## Written task:
Which lines hold the word "number"? Copy each of them.

------

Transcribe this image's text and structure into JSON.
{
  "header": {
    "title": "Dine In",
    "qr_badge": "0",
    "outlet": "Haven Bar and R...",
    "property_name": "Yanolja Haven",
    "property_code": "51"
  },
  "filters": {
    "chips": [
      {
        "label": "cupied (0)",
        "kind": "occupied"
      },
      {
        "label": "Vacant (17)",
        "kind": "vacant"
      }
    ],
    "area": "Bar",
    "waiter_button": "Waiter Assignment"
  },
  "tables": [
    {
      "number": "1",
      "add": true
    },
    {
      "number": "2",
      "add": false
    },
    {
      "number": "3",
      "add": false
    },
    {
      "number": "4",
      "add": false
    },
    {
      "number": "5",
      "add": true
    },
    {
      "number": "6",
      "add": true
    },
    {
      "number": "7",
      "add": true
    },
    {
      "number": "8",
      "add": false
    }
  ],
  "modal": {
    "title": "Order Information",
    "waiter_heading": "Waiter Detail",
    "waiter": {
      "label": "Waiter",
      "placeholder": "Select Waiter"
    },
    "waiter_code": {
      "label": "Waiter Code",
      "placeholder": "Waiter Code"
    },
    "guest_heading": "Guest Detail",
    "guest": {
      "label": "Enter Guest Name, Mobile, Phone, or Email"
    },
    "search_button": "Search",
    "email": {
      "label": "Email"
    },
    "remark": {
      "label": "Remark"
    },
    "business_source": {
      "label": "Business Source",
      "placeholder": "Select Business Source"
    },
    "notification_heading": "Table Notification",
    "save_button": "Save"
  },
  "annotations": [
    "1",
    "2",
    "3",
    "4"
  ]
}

------

## The result:
      "number": "1",
      "number": "2",
      "number": "3",
      "number": "4",
      "number": "5",
      "number": "6",
      "number": "7",
      "number": "8",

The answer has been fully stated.